[Records excerpted from a collection]
____________________
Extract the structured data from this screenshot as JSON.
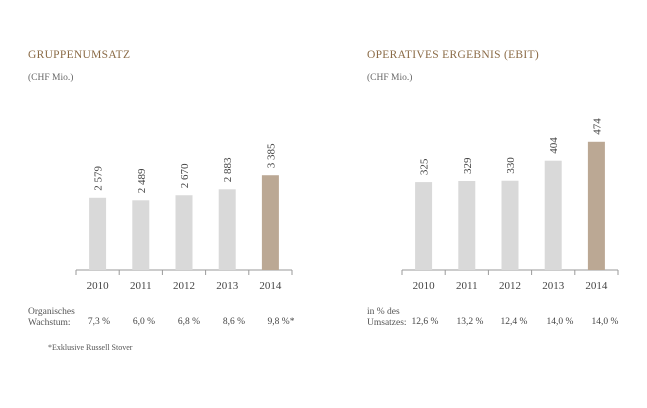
{
  "colors": {
    "bar_default": "#d9d9d9",
    "bar_highlight": "#bba894",
    "title": "#8a6a45",
    "axis": "#9a9a9a"
  },
  "left": {
    "title": "GRUPPENUMSATZ",
    "unit": "(CHF Mio.)",
    "row_label_1": "Organisches",
    "row_label_2": "Wachstum:",
    "row_values": [
      "7,3 %",
      "6,0 %",
      "6,8 %",
      "8,6 %",
      "9,8 %*"
    ],
    "footnote": "*Exklusive Russell Stover"
  },
  "right": {
    "title": "OPERATIVES ERGEBNIS (EBIT)",
    "unit": "(CHF Mio.)",
    "row_label_1": "in % des",
    "row_label_2": "Umsatzes:",
    "row_values": [
      "12,6 %",
      "13,2 %",
      "12,4 %",
      "14,0 %",
      "14,0 %"
    ]
  },
  "chart_data": [
    {
      "type": "bar",
      "title": "GRUPPENUMSATZ",
      "ylabel": "(CHF Mio.)",
      "categories": [
        "2010",
        "2011",
        "2012",
        "2013",
        "2014"
      ],
      "values": [
        2579,
        2489,
        2670,
        2883,
        3385
      ],
      "value_labels": [
        "2 579",
        "2 489",
        "2 670",
        "2 883",
        "3 385"
      ],
      "highlight_index": 4,
      "ylim": [
        0,
        4000
      ],
      "grid": false
    },
    {
      "type": "bar",
      "title": "OPERATIVES ERGEBNIS (EBIT)",
      "ylabel": "(CHF Mio.)",
      "categories": [
        "2010",
        "2011",
        "2012",
        "2013",
        "2014"
      ],
      "values": [
        325,
        329,
        330,
        404,
        474
      ],
      "value_labels": [
        "325",
        "329",
        "330",
        "404",
        "474"
      ],
      "highlight_index": 4,
      "ylim": [
        0,
        500
      ],
      "grid": false
    }
  ]
}
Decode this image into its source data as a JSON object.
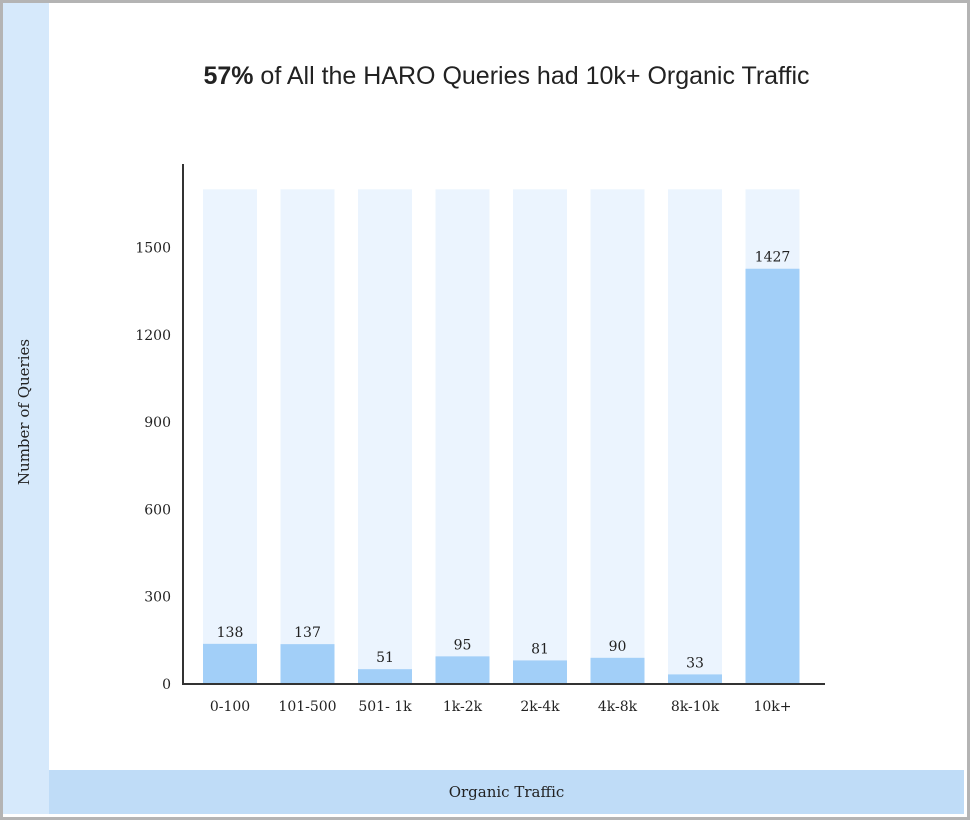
____________________
_Do this_
Identify and list each line with the word "EBIT".

_Answer to this task_
    "title": "OPERATIVES ERGEBNIS (EBIT)",
      "title": "OPERATIVES ERGEBNIS (EBIT)",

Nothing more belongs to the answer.